→ PROVIDED RECORDS:
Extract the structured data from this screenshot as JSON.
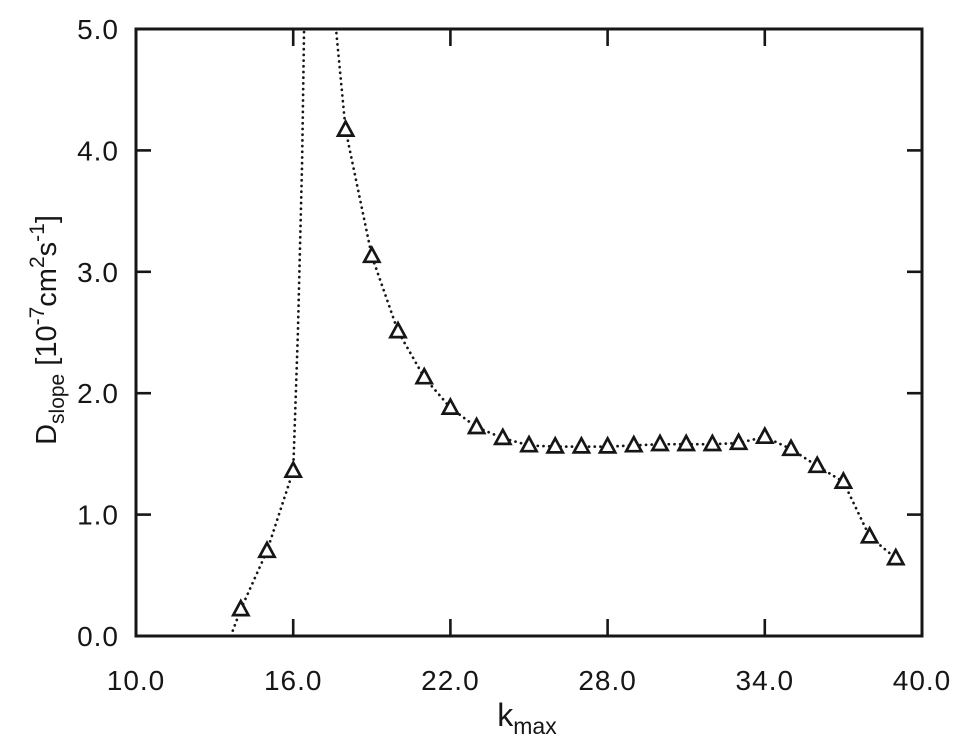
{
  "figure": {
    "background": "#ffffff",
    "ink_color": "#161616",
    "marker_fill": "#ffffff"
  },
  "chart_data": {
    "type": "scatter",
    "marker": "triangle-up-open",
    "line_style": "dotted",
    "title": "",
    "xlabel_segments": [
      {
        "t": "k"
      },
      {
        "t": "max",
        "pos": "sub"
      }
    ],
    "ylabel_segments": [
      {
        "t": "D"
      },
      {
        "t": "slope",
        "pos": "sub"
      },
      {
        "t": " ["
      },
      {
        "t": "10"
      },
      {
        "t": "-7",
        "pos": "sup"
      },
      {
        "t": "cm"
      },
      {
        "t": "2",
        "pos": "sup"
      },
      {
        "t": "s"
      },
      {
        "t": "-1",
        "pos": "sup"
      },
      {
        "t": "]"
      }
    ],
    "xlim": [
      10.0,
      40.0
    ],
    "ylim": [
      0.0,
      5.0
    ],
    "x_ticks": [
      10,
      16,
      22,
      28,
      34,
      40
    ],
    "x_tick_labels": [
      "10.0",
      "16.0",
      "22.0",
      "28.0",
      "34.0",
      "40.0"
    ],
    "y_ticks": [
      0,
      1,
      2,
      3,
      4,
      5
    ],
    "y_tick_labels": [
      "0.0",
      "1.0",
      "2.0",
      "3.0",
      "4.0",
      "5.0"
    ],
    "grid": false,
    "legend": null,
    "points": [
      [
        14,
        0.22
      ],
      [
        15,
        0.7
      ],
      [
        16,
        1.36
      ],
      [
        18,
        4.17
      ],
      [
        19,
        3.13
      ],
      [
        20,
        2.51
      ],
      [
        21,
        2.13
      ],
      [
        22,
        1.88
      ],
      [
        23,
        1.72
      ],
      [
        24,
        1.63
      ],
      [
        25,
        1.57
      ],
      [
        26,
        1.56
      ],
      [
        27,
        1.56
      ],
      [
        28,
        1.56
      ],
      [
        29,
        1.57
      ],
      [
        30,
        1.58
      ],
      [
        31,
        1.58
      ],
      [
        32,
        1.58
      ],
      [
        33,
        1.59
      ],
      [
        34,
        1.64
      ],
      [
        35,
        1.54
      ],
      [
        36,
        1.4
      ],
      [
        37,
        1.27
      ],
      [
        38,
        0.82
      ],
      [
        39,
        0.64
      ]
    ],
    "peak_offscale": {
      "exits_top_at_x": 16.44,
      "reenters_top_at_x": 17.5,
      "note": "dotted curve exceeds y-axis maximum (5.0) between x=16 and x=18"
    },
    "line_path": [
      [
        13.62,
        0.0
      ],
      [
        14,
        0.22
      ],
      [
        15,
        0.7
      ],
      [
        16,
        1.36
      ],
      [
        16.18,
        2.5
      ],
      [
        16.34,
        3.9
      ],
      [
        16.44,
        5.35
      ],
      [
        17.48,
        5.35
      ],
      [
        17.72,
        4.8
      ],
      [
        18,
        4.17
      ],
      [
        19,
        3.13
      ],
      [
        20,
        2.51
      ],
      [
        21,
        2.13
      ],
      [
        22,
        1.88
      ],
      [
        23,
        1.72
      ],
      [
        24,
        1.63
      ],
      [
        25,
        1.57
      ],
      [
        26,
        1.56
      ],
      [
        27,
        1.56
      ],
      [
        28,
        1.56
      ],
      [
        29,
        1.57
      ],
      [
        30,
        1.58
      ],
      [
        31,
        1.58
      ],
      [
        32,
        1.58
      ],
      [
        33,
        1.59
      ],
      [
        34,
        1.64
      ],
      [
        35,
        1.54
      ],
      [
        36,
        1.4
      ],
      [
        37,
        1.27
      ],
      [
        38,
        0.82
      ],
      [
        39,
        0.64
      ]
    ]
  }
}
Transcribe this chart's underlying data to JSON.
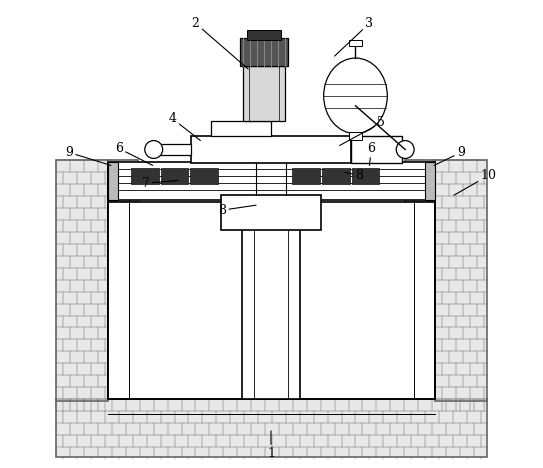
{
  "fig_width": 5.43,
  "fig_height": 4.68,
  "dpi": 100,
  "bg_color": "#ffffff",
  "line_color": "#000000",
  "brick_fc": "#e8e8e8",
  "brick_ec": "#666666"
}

* * *

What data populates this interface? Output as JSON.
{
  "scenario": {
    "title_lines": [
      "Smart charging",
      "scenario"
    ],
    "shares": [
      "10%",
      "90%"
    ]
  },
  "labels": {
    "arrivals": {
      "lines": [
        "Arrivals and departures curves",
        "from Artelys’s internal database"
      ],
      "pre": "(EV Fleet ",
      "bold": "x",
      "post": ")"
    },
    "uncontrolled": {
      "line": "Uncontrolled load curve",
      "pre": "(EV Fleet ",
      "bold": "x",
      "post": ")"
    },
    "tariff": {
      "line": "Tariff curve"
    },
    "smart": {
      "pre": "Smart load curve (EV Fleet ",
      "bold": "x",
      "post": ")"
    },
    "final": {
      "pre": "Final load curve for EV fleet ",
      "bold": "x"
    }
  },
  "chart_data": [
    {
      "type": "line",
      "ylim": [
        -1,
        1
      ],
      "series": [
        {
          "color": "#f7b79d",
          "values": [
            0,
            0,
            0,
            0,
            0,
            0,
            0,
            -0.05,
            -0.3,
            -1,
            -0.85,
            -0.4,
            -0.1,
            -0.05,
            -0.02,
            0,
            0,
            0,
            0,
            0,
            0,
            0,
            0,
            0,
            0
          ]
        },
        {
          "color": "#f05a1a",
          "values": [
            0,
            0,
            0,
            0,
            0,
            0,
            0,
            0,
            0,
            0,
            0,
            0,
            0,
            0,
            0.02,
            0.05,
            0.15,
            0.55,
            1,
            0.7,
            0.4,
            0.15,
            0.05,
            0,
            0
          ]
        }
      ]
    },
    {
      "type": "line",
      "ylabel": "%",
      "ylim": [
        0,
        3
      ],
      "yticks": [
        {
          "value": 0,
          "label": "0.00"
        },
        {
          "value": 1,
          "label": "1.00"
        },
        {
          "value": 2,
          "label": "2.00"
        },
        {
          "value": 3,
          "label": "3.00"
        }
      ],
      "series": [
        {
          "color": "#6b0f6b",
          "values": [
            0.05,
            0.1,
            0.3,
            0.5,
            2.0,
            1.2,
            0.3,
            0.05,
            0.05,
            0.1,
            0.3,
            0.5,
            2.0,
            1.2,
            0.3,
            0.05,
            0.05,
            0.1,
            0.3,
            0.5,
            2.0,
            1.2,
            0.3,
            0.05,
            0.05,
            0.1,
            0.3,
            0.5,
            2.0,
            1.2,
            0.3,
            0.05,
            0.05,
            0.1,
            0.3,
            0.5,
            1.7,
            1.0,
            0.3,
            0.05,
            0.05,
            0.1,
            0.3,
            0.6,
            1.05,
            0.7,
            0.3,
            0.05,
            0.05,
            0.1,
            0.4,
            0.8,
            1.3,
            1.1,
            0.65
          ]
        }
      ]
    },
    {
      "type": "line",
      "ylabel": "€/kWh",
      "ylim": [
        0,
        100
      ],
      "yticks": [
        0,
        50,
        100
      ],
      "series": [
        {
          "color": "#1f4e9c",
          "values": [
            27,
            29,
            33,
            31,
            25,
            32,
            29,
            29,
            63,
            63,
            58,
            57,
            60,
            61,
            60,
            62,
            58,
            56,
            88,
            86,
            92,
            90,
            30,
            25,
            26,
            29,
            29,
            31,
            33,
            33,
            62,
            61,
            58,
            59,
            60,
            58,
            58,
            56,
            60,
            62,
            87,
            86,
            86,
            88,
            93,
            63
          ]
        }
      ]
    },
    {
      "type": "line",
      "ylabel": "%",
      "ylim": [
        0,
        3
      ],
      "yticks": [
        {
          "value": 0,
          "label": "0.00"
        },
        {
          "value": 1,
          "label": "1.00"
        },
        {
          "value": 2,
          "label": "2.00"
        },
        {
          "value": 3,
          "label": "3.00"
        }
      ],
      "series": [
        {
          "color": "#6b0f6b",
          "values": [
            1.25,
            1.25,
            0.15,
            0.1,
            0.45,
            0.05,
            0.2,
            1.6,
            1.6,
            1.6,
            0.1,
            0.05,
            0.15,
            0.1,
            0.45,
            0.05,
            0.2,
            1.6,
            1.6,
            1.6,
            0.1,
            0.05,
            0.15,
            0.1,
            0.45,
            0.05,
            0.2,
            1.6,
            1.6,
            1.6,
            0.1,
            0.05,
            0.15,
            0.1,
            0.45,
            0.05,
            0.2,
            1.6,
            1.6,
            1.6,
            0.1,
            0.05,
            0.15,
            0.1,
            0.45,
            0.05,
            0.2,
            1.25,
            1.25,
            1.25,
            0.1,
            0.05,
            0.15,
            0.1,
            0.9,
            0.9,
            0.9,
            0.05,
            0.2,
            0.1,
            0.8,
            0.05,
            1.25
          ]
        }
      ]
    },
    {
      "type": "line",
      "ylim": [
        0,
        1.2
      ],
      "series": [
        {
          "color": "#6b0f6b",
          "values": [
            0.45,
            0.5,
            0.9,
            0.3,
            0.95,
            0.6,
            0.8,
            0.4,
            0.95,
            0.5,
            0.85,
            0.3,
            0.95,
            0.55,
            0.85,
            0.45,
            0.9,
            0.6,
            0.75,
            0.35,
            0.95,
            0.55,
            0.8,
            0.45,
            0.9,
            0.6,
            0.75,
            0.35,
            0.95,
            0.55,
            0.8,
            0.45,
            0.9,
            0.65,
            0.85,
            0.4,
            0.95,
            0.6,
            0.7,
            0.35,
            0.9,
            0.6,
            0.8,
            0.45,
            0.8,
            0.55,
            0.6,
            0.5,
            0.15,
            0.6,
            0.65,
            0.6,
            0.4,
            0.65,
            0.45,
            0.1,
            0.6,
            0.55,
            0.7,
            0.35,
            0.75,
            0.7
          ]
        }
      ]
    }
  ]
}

→ WHAT TO DO:
Pick out each line containing "load" and report it.

→ TASK ANSWER:
      "line": "Uncontrolled load curve",
      "pre": "Smart load curve (EV Fleet ",
      "pre": "Final load curve for EV fleet ",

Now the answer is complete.